PROBLEM: Drop the images; return everything else in the listing below exactly.

RECORDS PROVIDED:
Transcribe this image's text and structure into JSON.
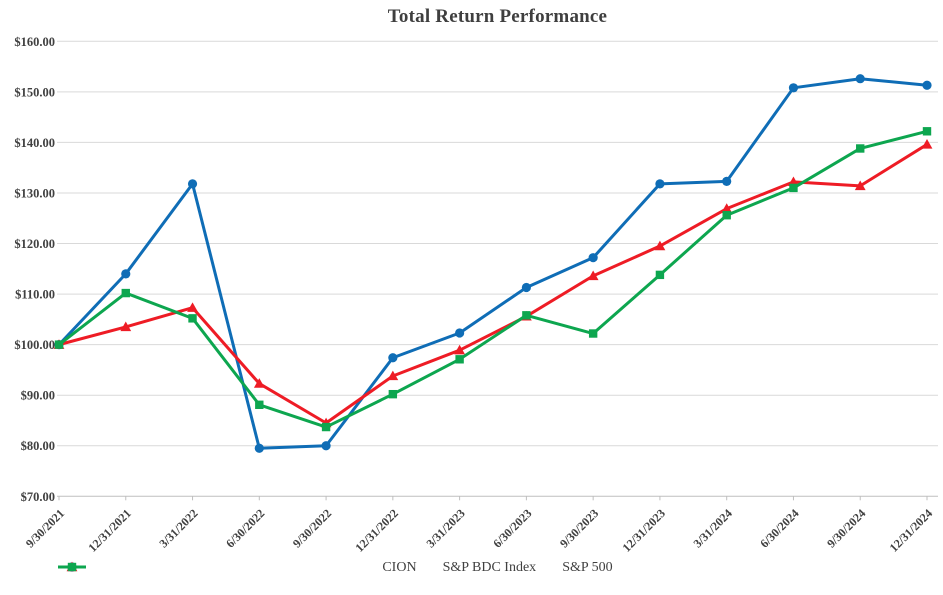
{
  "chart_data": {
    "type": "line",
    "title": "Total Return Performance",
    "xlabel": "",
    "ylabel": "",
    "ylim": [
      70,
      160
    ],
    "grid": true,
    "legend_position": "bottom",
    "y_ticks": [
      160,
      150,
      140,
      130,
      120,
      110,
      100,
      90,
      80,
      70
    ],
    "y_tick_labels": [
      "$160.00",
      "$150.00",
      "$140.00",
      "$130.00",
      "$120.00",
      "$110.00",
      "$100.00",
      "$90.00",
      "$80.00",
      "$70.00"
    ],
    "x_categories": [
      "9/30/2021",
      "12/31/2021",
      "3/31/2022",
      "6/30/2022",
      "9/30/2022",
      "12/31/2022",
      "3/31/2023",
      "6/30/2023",
      "9/30/2023",
      "12/31/2023",
      "3/31/2024",
      "6/30/2024",
      "9/30/2024",
      "12/31/2024"
    ],
    "series": [
      {
        "name": "CION",
        "color": "#0f6db6",
        "marker": "circle",
        "values": [
          100.0,
          114.0,
          131.8,
          79.5,
          80.0,
          97.4,
          102.3,
          111.3,
          117.2,
          131.8,
          132.3,
          150.8,
          152.6,
          151.3
        ]
      },
      {
        "name": "S&P BDC Index",
        "color": "#ee1c25",
        "marker": "triangle",
        "values": [
          100.0,
          103.5,
          107.3,
          92.3,
          84.5,
          93.8,
          98.9,
          105.6,
          113.6,
          119.5,
          126.9,
          132.2,
          131.4,
          139.6
        ]
      },
      {
        "name": "S&P 500",
        "color": "#0da64f",
        "marker": "square",
        "values": [
          100.0,
          110.2,
          105.2,
          88.1,
          83.7,
          90.2,
          97.1,
          105.8,
          102.2,
          113.8,
          125.6,
          131.0,
          138.8,
          142.2
        ]
      }
    ],
    "axis_color": "#bfbfbf",
    "gridline_color": "#d9d9d9"
  }
}
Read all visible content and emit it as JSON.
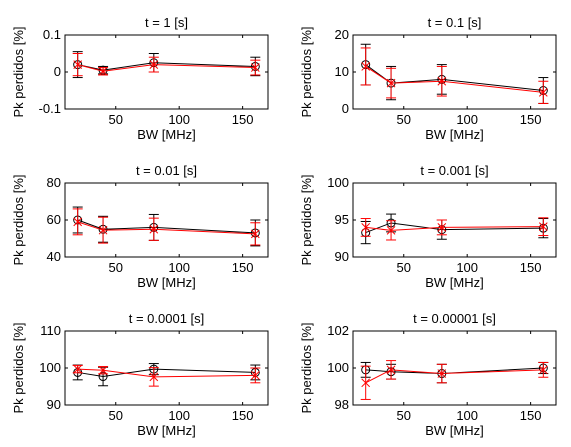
{
  "chart_data": [
    {
      "type": "line",
      "title": "t = 1 [s]",
      "xlabel": "BW [MHz]",
      "ylabel": "Pk perdidos [%]",
      "xlim": [
        10,
        170
      ],
      "ylim": [
        -0.1,
        0.1
      ],
      "xticks": [
        "50",
        "100",
        "150"
      ],
      "yticks": [
        "-0.1",
        "0",
        "0.1"
      ],
      "x": [
        20,
        40,
        80,
        160
      ],
      "series": [
        {
          "color": "#000000",
          "marker": "circle",
          "values": [
            0.02,
            0.005,
            0.025,
            0.015
          ],
          "err": [
            0.035,
            0.01,
            0.025,
            0.025
          ]
        },
        {
          "color": "#ff0000",
          "marker": "x",
          "values": [
            0.02,
            0.002,
            0.02,
            0.012
          ],
          "err": [
            0.03,
            0.01,
            0.02,
            0.02
          ]
        }
      ]
    },
    {
      "type": "line",
      "title": "t = 0.1 [s]",
      "xlabel": "BW [MHz]",
      "ylabel": "Pk perdidos [%]",
      "xlim": [
        10,
        170
      ],
      "ylim": [
        0,
        20
      ],
      "xticks": [
        "50",
        "100",
        "150"
      ],
      "yticks": [
        "0",
        "10",
        "20"
      ],
      "x": [
        20,
        40,
        80,
        160
      ],
      "series": [
        {
          "color": "#000000",
          "marker": "circle",
          "values": [
            12,
            7,
            8,
            5
          ],
          "err": [
            5.5,
            4.5,
            4,
            3.5
          ]
        },
        {
          "color": "#ff0000",
          "marker": "x",
          "values": [
            11.5,
            7,
            7.5,
            4.5
          ],
          "err": [
            5,
            4,
            4,
            3
          ]
        }
      ]
    },
    {
      "type": "line",
      "title": "t = 0.01 [s]",
      "xlabel": "BW [MHz]",
      "ylabel": "Pk perdidos [%]",
      "xlim": [
        10,
        170
      ],
      "ylim": [
        40,
        80
      ],
      "xticks": [
        "50",
        "100",
        "150"
      ],
      "yticks": [
        "40",
        "60",
        "80"
      ],
      "x": [
        20,
        40,
        80,
        160
      ],
      "series": [
        {
          "color": "#000000",
          "marker": "circle",
          "values": [
            60,
            55,
            56,
            53
          ],
          "err": [
            7,
            7,
            7,
            7
          ]
        },
        {
          "color": "#ff0000",
          "marker": "x",
          "values": [
            59,
            54.5,
            55,
            52.5
          ],
          "err": [
            7,
            7,
            6,
            6
          ]
        }
      ]
    },
    {
      "type": "line",
      "title": "t = 0.001 [s]",
      "xlabel": "BW [MHz]",
      "ylabel": "Pk perdidos [%]",
      "xlim": [
        10,
        170
      ],
      "ylim": [
        90,
        100
      ],
      "xticks": [
        "50",
        "100",
        "150"
      ],
      "yticks": [
        "90",
        "95",
        "100"
      ],
      "x": [
        20,
        40,
        80,
        160
      ],
      "series": [
        {
          "color": "#000000",
          "marker": "circle",
          "values": [
            93.3,
            94.6,
            93.7,
            93.9
          ],
          "err": [
            1.5,
            1.2,
            1.3,
            1.3
          ]
        },
        {
          "color": "#ff0000",
          "marker": "x",
          "values": [
            94.0,
            93.6,
            94.0,
            94.1
          ],
          "err": [
            1.2,
            1.3,
            1.0,
            1.2
          ]
        }
      ]
    },
    {
      "type": "line",
      "title": "t = 0.0001 [s]",
      "xlabel": "BW [MHz]",
      "ylabel": "Pk perdidos [%]",
      "xlim": [
        10,
        170
      ],
      "ylim": [
        90,
        110
      ],
      "xticks": [
        "50",
        "100",
        "150"
      ],
      "yticks": [
        "90",
        "100",
        "110"
      ],
      "x": [
        20,
        40,
        80,
        160
      ],
      "series": [
        {
          "color": "#000000",
          "marker": "circle",
          "values": [
            98.8,
            97.7,
            99.7,
            98.8
          ],
          "err": [
            2,
            2.5,
            1.5,
            2
          ]
        },
        {
          "color": "#ff0000",
          "marker": "x",
          "values": [
            99.7,
            99.4,
            97.6,
            98.0
          ],
          "err": [
            1,
            1,
            2.5,
            2
          ]
        }
      ]
    },
    {
      "type": "line",
      "title": "t = 0.00001 [s]",
      "xlabel": "BW [MHz]",
      "ylabel": "Pk perdidos [%]",
      "xlim": [
        10,
        170
      ],
      "ylim": [
        98,
        102
      ],
      "xticks": [
        "50",
        "100",
        "150"
      ],
      "yticks": [
        "98",
        "100",
        "102"
      ],
      "x": [
        20,
        40,
        80,
        160
      ],
      "series": [
        {
          "color": "#000000",
          "marker": "circle",
          "values": [
            99.9,
            99.8,
            99.7,
            100.0
          ],
          "err": [
            0.4,
            0.4,
            0.5,
            0.3
          ]
        },
        {
          "color": "#ff0000",
          "marker": "x",
          "values": [
            99.2,
            99.9,
            99.7,
            99.9
          ],
          "err": [
            0.9,
            0.5,
            0.5,
            0.4
          ]
        }
      ]
    }
  ]
}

ANSWER TO THE PROBLEM:
Transcribe this image's text and structure into JSON.
{
  "chart_data": {
    "type": "line",
    "title": "Total Return Performance",
    "xlabel": "",
    "ylabel": "",
    "ylim": [
      70,
      160
    ],
    "grid": true,
    "legend_position": "bottom",
    "y_ticks": [
      160,
      150,
      140,
      130,
      120,
      110,
      100,
      90,
      80,
      70
    ],
    "y_tick_labels": [
      "$160.00",
      "$150.00",
      "$140.00",
      "$130.00",
      "$120.00",
      "$110.00",
      "$100.00",
      "$90.00",
      "$80.00",
      "$70.00"
    ],
    "x_categories": [
      "9/30/2021",
      "12/31/2021",
      "3/31/2022",
      "6/30/2022",
      "9/30/2022",
      "12/31/2022",
      "3/31/2023",
      "6/30/2023",
      "9/30/2023",
      "12/31/2023",
      "3/31/2024",
      "6/30/2024",
      "9/30/2024",
      "12/31/2024"
    ],
    "series": [
      {
        "name": "CION",
        "color": "#0f6db6",
        "marker": "circle",
        "values": [
          100.0,
          114.0,
          131.8,
          79.5,
          80.0,
          97.4,
          102.3,
          111.3,
          117.2,
          131.8,
          132.3,
          150.8,
          152.6,
          151.3
        ]
      },
      {
        "name": "S&P BDC Index",
        "color": "#ee1c25",
        "marker": "triangle",
        "values": [
          100.0,
          103.5,
          107.3,
          92.3,
          84.5,
          93.8,
          98.9,
          105.6,
          113.6,
          119.5,
          126.9,
          132.2,
          131.4,
          139.6
        ]
      },
      {
        "name": "S&P 500",
        "color": "#0da64f",
        "marker": "square",
        "values": [
          100.0,
          110.2,
          105.2,
          88.1,
          83.7,
          90.2,
          97.1,
          105.8,
          102.2,
          113.8,
          125.6,
          131.0,
          138.8,
          142.2
        ]
      }
    ],
    "axis_color": "#bfbfbf",
    "gridline_color": "#d9d9d9"
  }
}
Read all visible content and emit it as JSON.
{
  "chart_data": [
    {
      "type": "line",
      "title": "t = 1 [s]",
      "xlabel": "BW [MHz]",
      "ylabel": "Pk perdidos [%]",
      "xlim": [
        10,
        170
      ],
      "ylim": [
        -0.1,
        0.1
      ],
      "xticks": [
        "50",
        "100",
        "150"
      ],
      "yticks": [
        "-0.1",
        "0",
        "0.1"
      ],
      "x": [
        20,
        40,
        80,
        160
      ],
      "series": [
        {
          "color": "#000000",
          "marker": "circle",
          "values": [
            0.02,
            0.005,
            0.025,
            0.015
          ],
          "err": [
            0.035,
            0.01,
            0.025,
            0.025
          ]
        },
        {
          "color": "#ff0000",
          "marker": "x",
          "values": [
            0.02,
            0.002,
            0.02,
            0.012
          ],
          "err": [
            0.03,
            0.01,
            0.02,
            0.02
          ]
        }
      ]
    },
    {
      "type": "line",
      "title": "t = 0.1 [s]",
      "xlabel": "BW [MHz]",
      "ylabel": "Pk perdidos [%]",
      "xlim": [
        10,
        170
      ],
      "ylim": [
        0,
        20
      ],
      "xticks": [
        "50",
        "100",
        "150"
      ],
      "yticks": [
        "0",
        "10",
        "20"
      ],
      "x": [
        20,
        40,
        80,
        160
      ],
      "series": [
        {
          "color": "#000000",
          "marker": "circle",
          "values": [
            12,
            7,
            8,
            5
          ],
          "err": [
            5.5,
            4.5,
            4,
            3.5
          ]
        },
        {
          "color": "#ff0000",
          "marker": "x",
          "values": [
            11.5,
            7,
            7.5,
            4.5
          ],
          "err": [
            5,
            4,
            4,
            3
          ]
        }
      ]
    },
    {
      "type": "line",
      "title": "t = 0.01 [s]",
      "xlabel": "BW [MHz]",
      "ylabel": "Pk perdidos [%]",
      "xlim": [
        10,
        170
      ],
      "ylim": [
        40,
        80
      ],
      "xticks": [
        "50",
        "100",
        "150"
      ],
      "yticks": [
        "40",
        "60",
        "80"
      ],
      "x": [
        20,
        40,
        80,
        160
      ],
      "series": [
        {
          "color": "#000000",
          "marker": "circle",
          "values": [
            60,
            55,
            56,
            53
          ],
          "err": [
            7,
            7,
            7,
            7
          ]
        },
        {
          "color": "#ff0000",
          "marker": "x",
          "values": [
            59,
            54.5,
            55,
            52.5
          ],
          "err": [
            7,
            7,
            6,
            6
          ]
        }
      ]
    },
    {
      "type": "line",
      "title": "t = 0.001 [s]",
      "xlabel": "BW [MHz]",
      "ylabel": "Pk perdidos [%]",
      "xlim": [
        10,
        170
      ],
      "ylim": [
        90,
        100
      ],
      "xticks": [
        "50",
        "100",
        "150"
      ],
      "yticks": [
        "90",
        "95",
        "100"
      ],
      "x": [
        20,
        40,
        80,
        160
      ],
      "series": [
        {
          "color": "#000000",
          "marker": "circle",
          "values": [
            93.3,
            94.6,
            93.7,
            93.9
          ],
          "err": [
            1.5,
            1.2,
            1.3,
            1.3
          ]
        },
        {
          "color": "#ff0000",
          "marker": "x",
          "values": [
            94.0,
            93.6,
            94.0,
            94.1
          ],
          "err": [
            1.2,
            1.3,
            1.0,
            1.2
          ]
        }
      ]
    },
    {
      "type": "line",
      "title": "t = 0.0001 [s]",
      "xlabel": "BW [MHz]",
      "ylabel": "Pk perdidos [%]",
      "xlim": [
        10,
        170
      ],
      "ylim": [
        90,
        110
      ],
      "xticks": [
        "50",
        "100",
        "150"
      ],
      "yticks": [
        "90",
        "100",
        "110"
      ],
      "x": [
        20,
        40,
        80,
        160
      ],
      "series": [
        {
          "color": "#000000",
          "marker": "circle",
          "values": [
            98.8,
            97.7,
            99.7,
            98.8
          ],
          "err": [
            2,
            2.5,
            1.5,
            2
          ]
        },
        {
          "color": "#ff0000",
          "marker": "x",
          "values": [
            99.7,
            99.4,
            97.6,
            98.0
          ],
          "err": [
            1,
            1,
            2.5,
            2
          ]
        }
      ]
    },
    {
      "type": "line",
      "title": "t = 0.00001 [s]",
      "xlabel": "BW [MHz]",
      "ylabel": "Pk perdidos [%]",
      "xlim": [
        10,
        170
      ],
      "ylim": [
        98,
        102
      ],
      "xticks": [
        "50",
        "100",
        "150"
      ],
      "yticks": [
        "98",
        "100",
        "102"
      ],
      "x": [
        20,
        40,
        80,
        160
      ],
      "series": [
        {
          "color": "#000000",
          "marker": "circle",
          "values": [
            99.9,
            99.8,
            99.7,
            100.0
          ],
          "err": [
            0.4,
            0.4,
            0.5,
            0.3
          ]
        },
        {
          "color": "#ff0000",
          "marker": "x",
          "values": [
            99.2,
            99.9,
            99.7,
            99.9
          ],
          "err": [
            0.9,
            0.5,
            0.5,
            0.4
          ]
        }
      ]
    }
  ]
}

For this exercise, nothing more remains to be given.